● **Exercise directions**:
Tally all lines containing the word "grid". Give the number alone.

>> START Material supplied

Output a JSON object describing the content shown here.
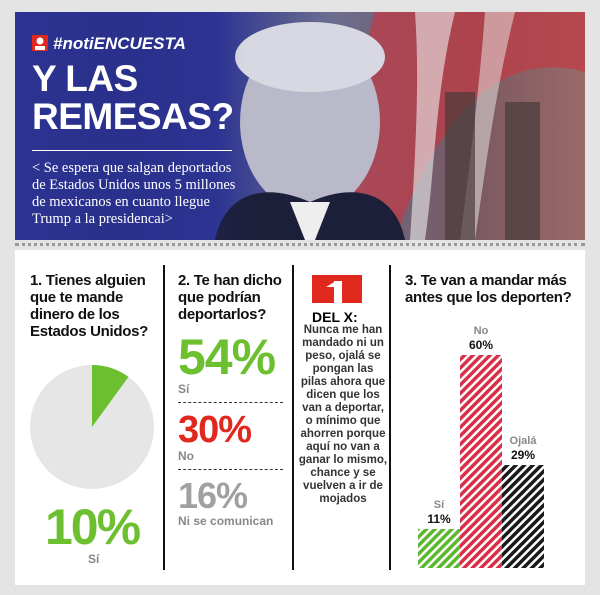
{
  "header": {
    "hashtag": "#notiENCUESTA",
    "title": "Y LAS REMESAS?",
    "quote": "< Se espera que salgan deportados de Estados Unidos unos 5 millones de mexicanos en cuanto llegue Trump a la presidencai>"
  },
  "q1": {
    "question": "1. Tienes alguien que te mande dinero de los Estados Unidos?",
    "value": 10,
    "label": "10%",
    "answer": "Sí",
    "color": "#6cbf2e"
  },
  "q2": {
    "question": "2. Te han dicho que podrían deportarlos?",
    "answers": [
      {
        "value": 54,
        "label": "54%",
        "text": "Sí",
        "color": "#6cbf2e"
      },
      {
        "value": 30,
        "label": "30%",
        "text": "No",
        "color": "#e0281e"
      },
      {
        "value": 16,
        "label": "16%",
        "text": "Ni se comunican",
        "color": "#a0a0a0"
      }
    ]
  },
  "comment": {
    "title": "DEL X:",
    "text": "Nunca me han mandado ni un peso, ojalá se pongan las pilas ahora que dicen que los van a deportar, o mínimo que ahorren porque aquí no van a ganar lo mismo, chance y se vuelven a ir de mojados"
  },
  "q3": {
    "question": "3. Te van a mandar más antes que los deporten?",
    "bars": [
      {
        "name": "Sí",
        "value": 11,
        "label": "11%",
        "color": "#5cb82e"
      },
      {
        "name": "No",
        "value": 60,
        "label": "60%",
        "color": "#d8304a"
      },
      {
        "name": "Ojalá",
        "value": 29,
        "label": "29%",
        "color": "#1a1a1a"
      }
    ]
  }
}
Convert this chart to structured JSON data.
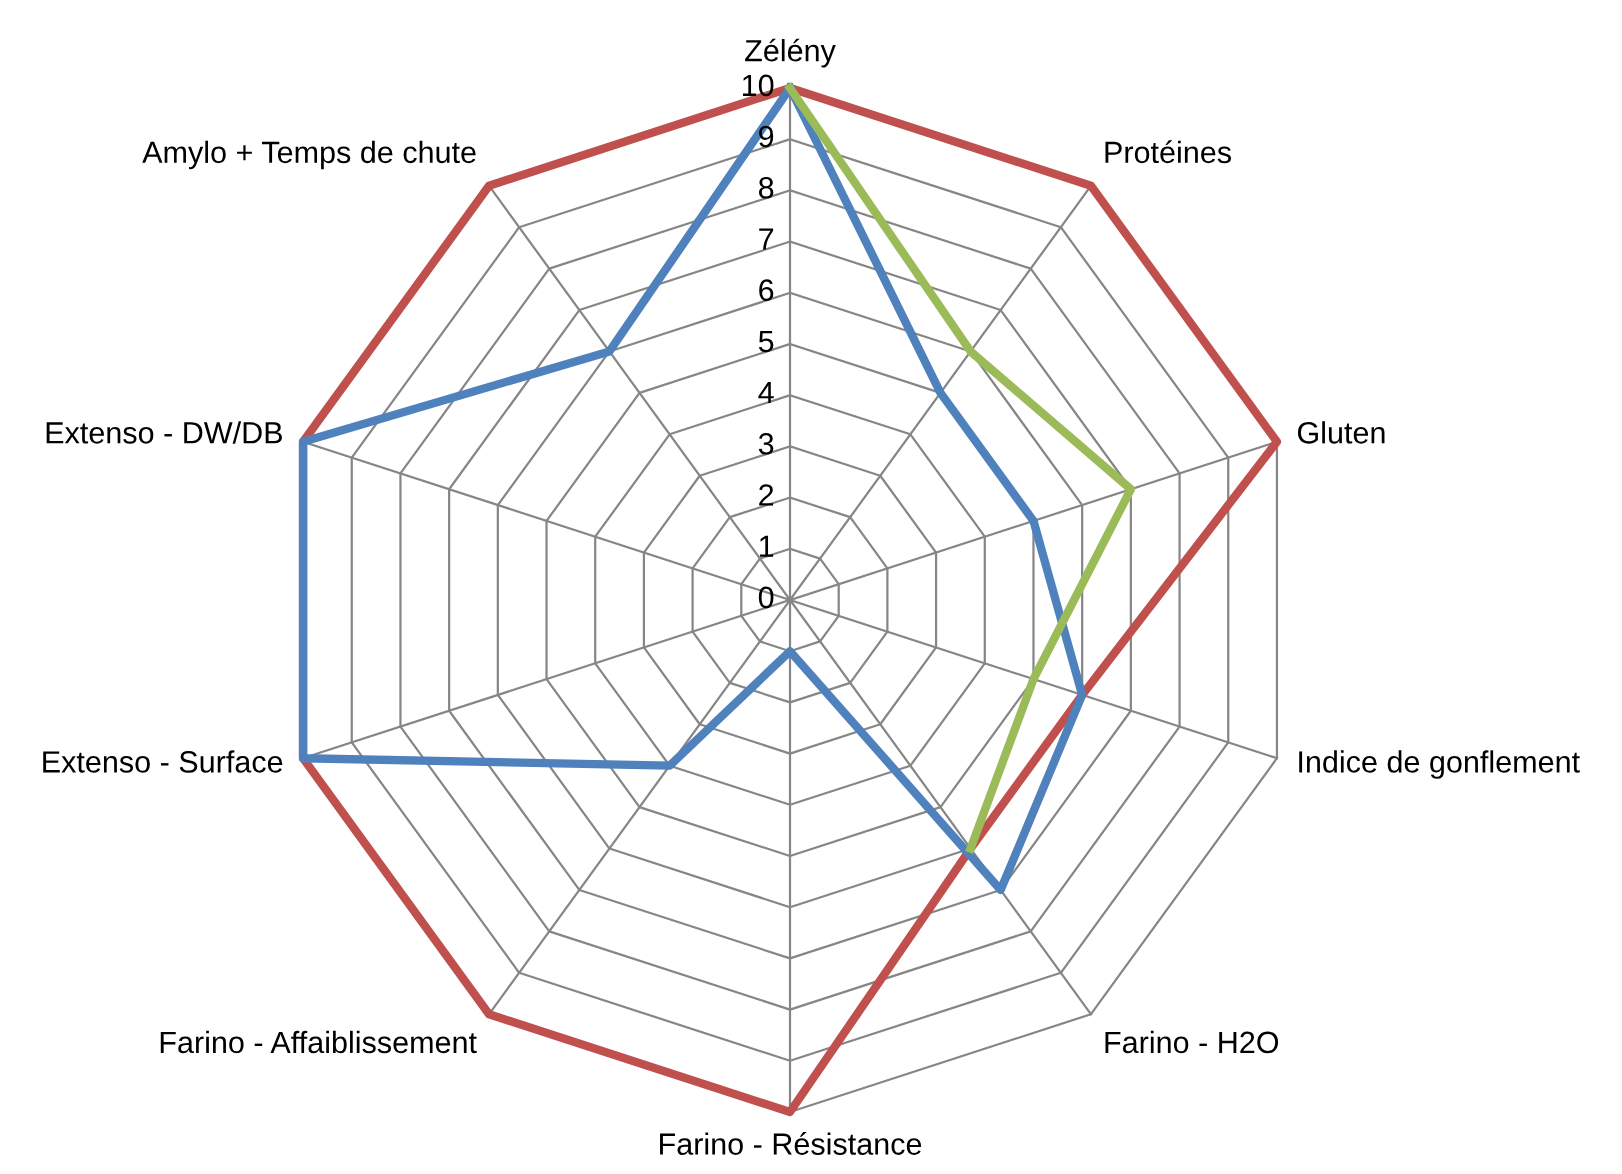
{
  "chart_data": {
    "type": "radar",
    "categories": [
      "Zélény",
      "Protéines",
      "Gluten",
      "Indice de gonflement",
      "Farino - H2O",
      "Farino - Résistance",
      "Farino - Affaiblissement",
      "Extenso - Surface",
      "Extenso - DW/DB",
      "Amylo + Temps de chute"
    ],
    "series": [
      {
        "color": "#c0504d",
        "values": [
          10,
          10,
          10,
          6,
          6,
          10,
          10,
          10,
          10,
          10
        ]
      },
      {
        "color": "#4f81bd",
        "values": [
          10,
          5,
          5,
          6,
          7,
          1,
          4,
          10,
          10,
          6
        ]
      },
      {
        "color": "#9bbb59",
        "values": [
          10,
          6,
          7,
          5,
          6,
          null,
          null,
          null,
          null,
          null
        ]
      }
    ],
    "ylim": [
      0,
      10
    ],
    "yticks": [
      0,
      1,
      2,
      3,
      4,
      5,
      6,
      7,
      8,
      9,
      10
    ],
    "grid": true
  }
}
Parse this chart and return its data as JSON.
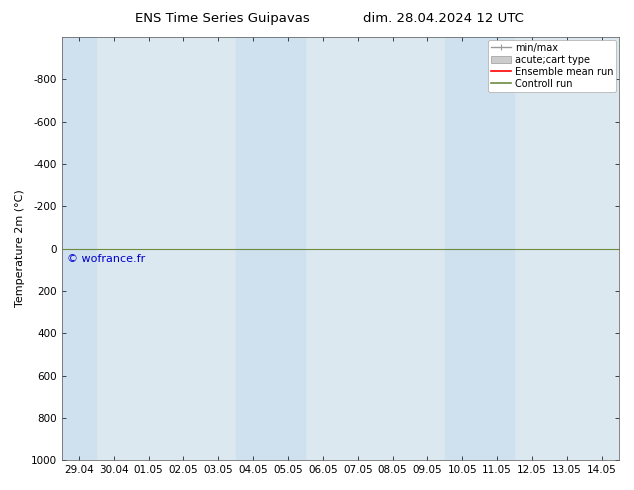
{
  "title_left": "ENS Time Series Guipavas",
  "title_right": "dim. 28.04.2024 12 UTC",
  "ylabel": "Temperature 2m (°C)",
  "ylim": [
    1000,
    -1000
  ],
  "yticks": [
    -800,
    -600,
    -400,
    -200,
    0,
    200,
    400,
    600,
    800,
    1000
  ],
  "xlabels": [
    "29.04",
    "30.04",
    "01.05",
    "02.05",
    "03.05",
    "04.05",
    "05.05",
    "06.05",
    "07.05",
    "08.05",
    "09.05",
    "10.05",
    "11.05",
    "12.05",
    "13.05",
    "14.05"
  ],
  "background_color": "#ffffff",
  "plot_bg_color": "#dce8f0",
  "band_color": "#cfe0ee",
  "shaded_cols": [
    0,
    5,
    6,
    11,
    12
  ],
  "green_line_y": 0,
  "green_line_color": "#6e8b3d",
  "watermark": "© wofrance.fr",
  "watermark_color": "#0000cc",
  "legend_labels": [
    "min/max",
    "acute;cart type",
    "Ensemble mean run",
    "Controll run"
  ],
  "legend_line_color": "#999999",
  "legend_patch_color": "#cccccc",
  "legend_red": "#ff0000",
  "legend_green": "#6e8b3d",
  "title_fontsize": 9.5,
  "axis_fontsize": 8,
  "tick_fontsize": 7.5,
  "legend_fontsize": 7
}
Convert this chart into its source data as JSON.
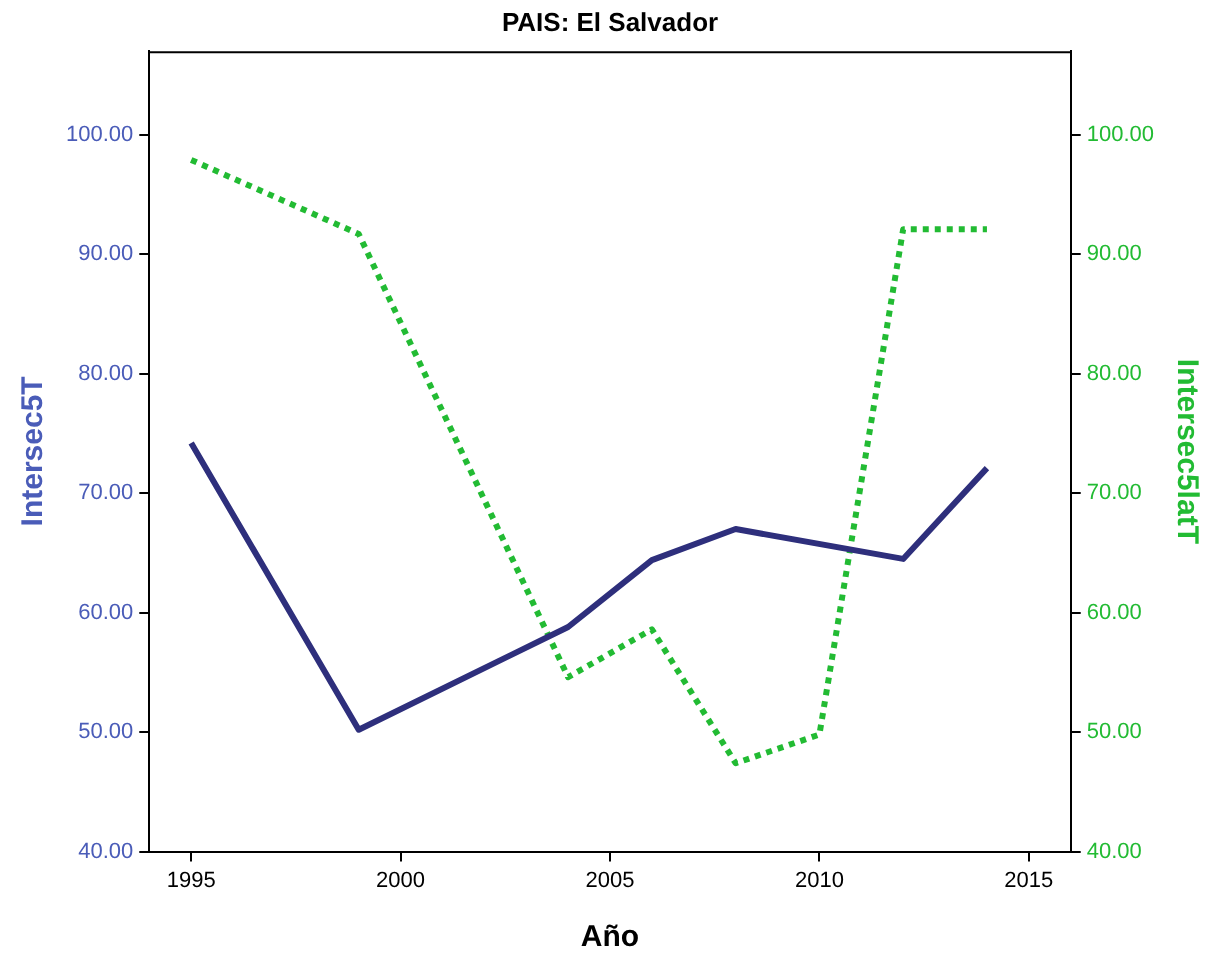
{
  "chart_data": {
    "type": "line",
    "title": "PAIS: El Salvador",
    "xlabel": "Año",
    "ylabel": "Intersec5T",
    "y2label": "Intersec5latT",
    "x": [
      1995,
      1999,
      2004,
      2006,
      2008,
      2010,
      2012,
      2014
    ],
    "series": [
      {
        "color": "#2e2f7c",
        "line_style": "solid",
        "x": [
          1995,
          1999,
          2004,
          2006,
          2008,
          2012,
          2014
        ],
        "values": [
          74.2,
          50.2,
          58.8,
          64.4,
          67.0,
          64.5,
          72.1
        ]
      },
      {
        "color": "#22bb33",
        "line_style": "dotted",
        "axis": "y2",
        "values": [
          97.9,
          91.7,
          54.6,
          58.6,
          47.4,
          49.8,
          92.1,
          92.1
        ]
      }
    ],
    "xlim": [
      1994,
      2016
    ],
    "xticks": [
      1995,
      2000,
      2005,
      2010,
      2015
    ],
    "ylim": [
      40,
      107
    ],
    "yticks": [
      {
        "value": 40,
        "label": "40.00"
      },
      {
        "value": 50,
        "label": "50.00"
      },
      {
        "value": 60,
        "label": "60.00"
      },
      {
        "value": 70,
        "label": "70.00"
      },
      {
        "value": 80,
        "label": "80.00"
      },
      {
        "value": 90,
        "label": "90.00"
      },
      {
        "value": 100,
        "label": "100.00"
      }
    ],
    "y2lim": [
      40,
      107
    ],
    "y2ticks": [
      {
        "value": 40,
        "label": "40.00"
      },
      {
        "value": 50,
        "label": "50.00"
      },
      {
        "value": 60,
        "label": "60.00"
      },
      {
        "value": 70,
        "label": "70.00"
      },
      {
        "value": 80,
        "label": "80.00"
      },
      {
        "value": 90,
        "label": "90.00"
      },
      {
        "value": 100,
        "label": "100.00"
      }
    ],
    "grid": false,
    "legend": false,
    "marker": "none"
  }
}
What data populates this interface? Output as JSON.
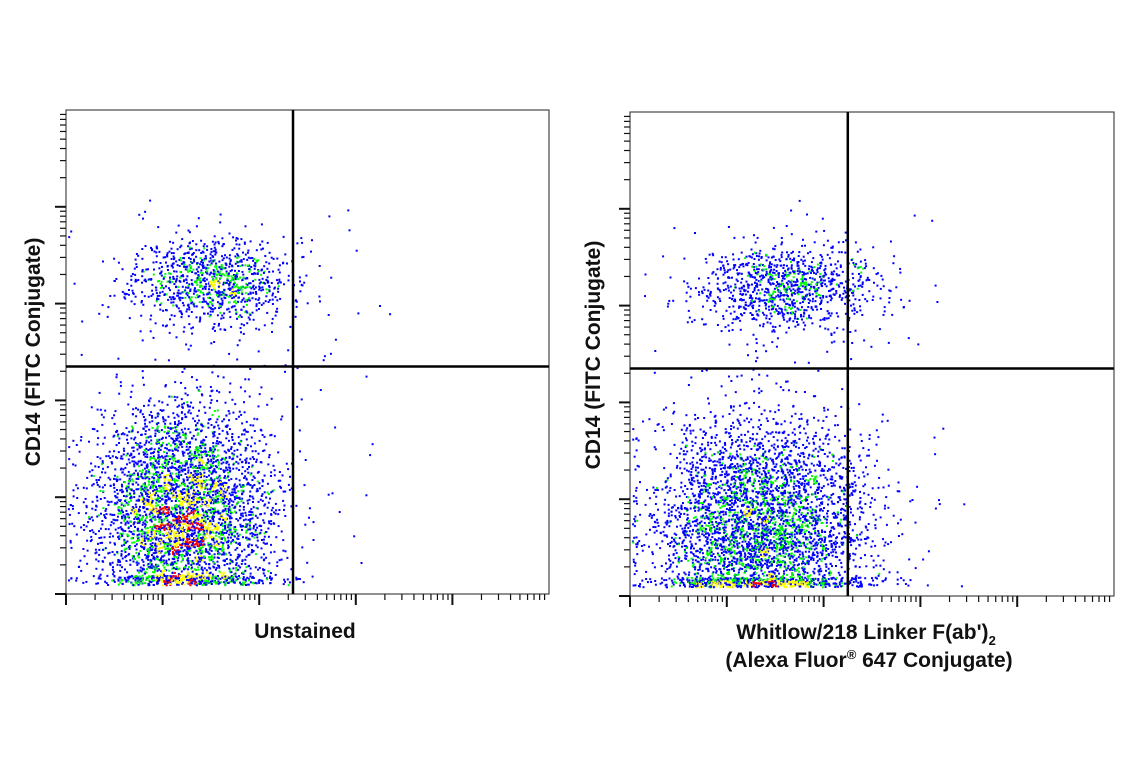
{
  "chart_data": [
    {
      "type": "scatter",
      "subtype": "flow-cytometry-density-dot-plot",
      "y_label": "CD14 (FITC Conjugate)",
      "x_label": "Unstained",
      "axes": {
        "x_scale": "log",
        "y_scale": "log",
        "x_decades": 5,
        "y_decades": 5,
        "tick_labels": "none",
        "grid": false
      },
      "quadrant_gates": {
        "x": 0.47,
        "y": 0.53
      },
      "density_colors": [
        "#0000ff",
        "#00ff00",
        "#ffff00",
        "#ff0000"
      ],
      "populations": [
        {
          "name": "CD14 high",
          "x_center": 1.5,
          "y_center": 3.25,
          "x_spread": 0.4,
          "y_spread": 0.22,
          "share": 0.2
        },
        {
          "name": "CD14 low",
          "x_center": 1.2,
          "y_center": 0.85,
          "x_spread": 0.45,
          "y_spread": 0.55,
          "share": 0.8
        }
      ]
    },
    {
      "type": "scatter",
      "subtype": "flow-cytometry-density-dot-plot",
      "y_label": "CD14 (FITC Conjugate)",
      "x_label_line1": "Whitlow/218 Linker F(ab')",
      "x_label_sub": "2",
      "x_label_line2_a": "(Alexa Fluor",
      "x_label_line2_sup": "®",
      "x_label_line2_b": " 647 Conjugate)",
      "axes": {
        "x_scale": "log",
        "y_scale": "log",
        "x_decades": 5,
        "y_decades": 5,
        "tick_labels": "none",
        "grid": false
      },
      "quadrant_gates": {
        "x": 0.45,
        "y": 0.53
      },
      "density_colors": [
        "#0000ff",
        "#00ff00",
        "#ffff00",
        "#ff0000"
      ],
      "populations": [
        {
          "name": "CD14 high",
          "x_center": 1.6,
          "y_center": 3.2,
          "x_spread": 0.45,
          "y_spread": 0.22,
          "share": 0.2
        },
        {
          "name": "CD14 low",
          "x_center": 1.35,
          "y_center": 0.75,
          "x_spread": 0.55,
          "y_spread": 0.55,
          "share": 0.8
        }
      ]
    }
  ]
}
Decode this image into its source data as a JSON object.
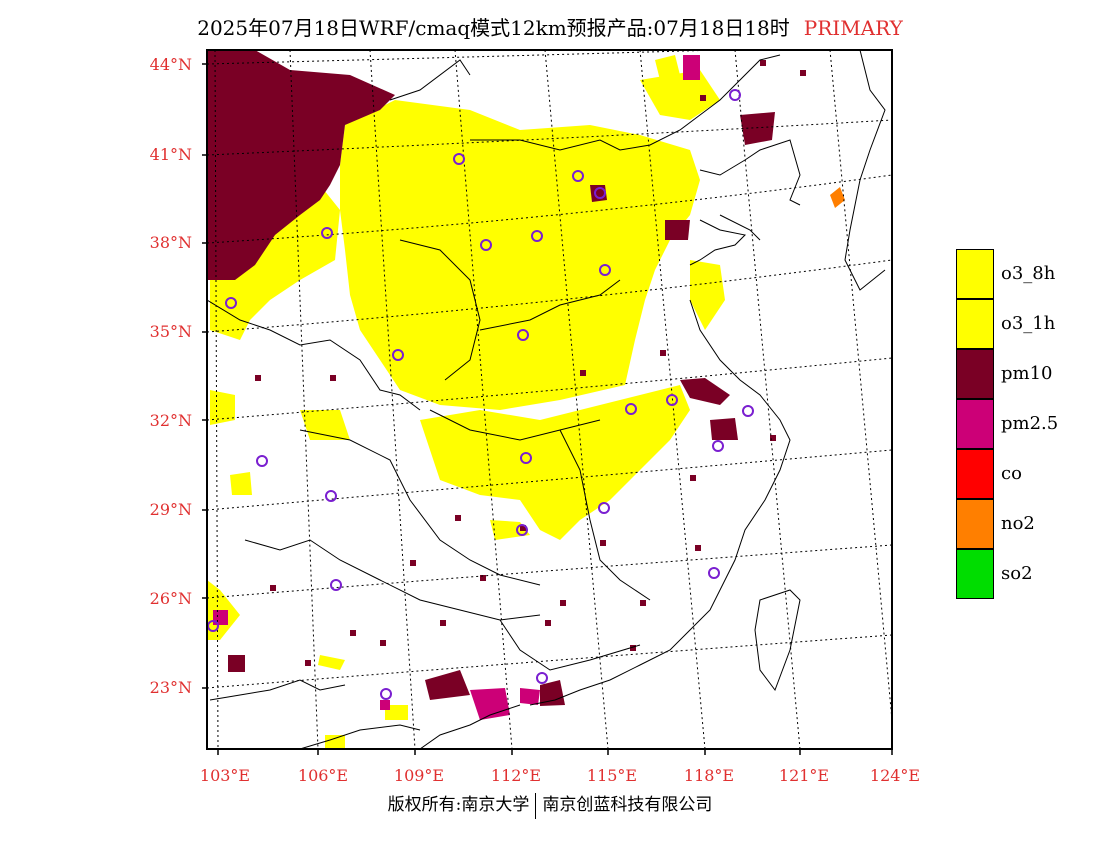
{
  "title": {
    "main": "2025年07月18日WRF/cmaq模式12km预报产品:07月18日18时",
    "tag": "PRIMARY"
  },
  "axes": {
    "lat_labels": [
      "44°N",
      "41°N",
      "38°N",
      "35°N",
      "32°N",
      "29°N",
      "26°N",
      "23°N"
    ],
    "lon_labels": [
      "103°E",
      "106°E",
      "109°E",
      "112°E",
      "115°E",
      "118°E",
      "121°E",
      "124°E"
    ]
  },
  "legend": [
    {
      "label": "o3_8h",
      "color": "#ffff00"
    },
    {
      "label": "o3_1h",
      "color": "#ffff00"
    },
    {
      "label": "pm10",
      "color": "#7a0025"
    },
    {
      "label": "pm2.5",
      "color": "#cc0077"
    },
    {
      "label": "co",
      "color": "#ff0000"
    },
    {
      "label": "no2",
      "color": "#ff7f00"
    },
    {
      "label": "so2",
      "color": "#00dd00"
    }
  ],
  "map": {
    "region": "China (east-central)",
    "grid": true,
    "colors": {
      "o3": "#ffff00",
      "pm10": "#7a0025",
      "pm25": "#cc0077",
      "no2": "#ff7f00",
      "sites": "#7a1fd0"
    }
  },
  "footer": {
    "left": "版权所有:南京大学",
    "right": "南京创蓝科技有限公司"
  }
}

>> END Material supplied

● **Response**:
5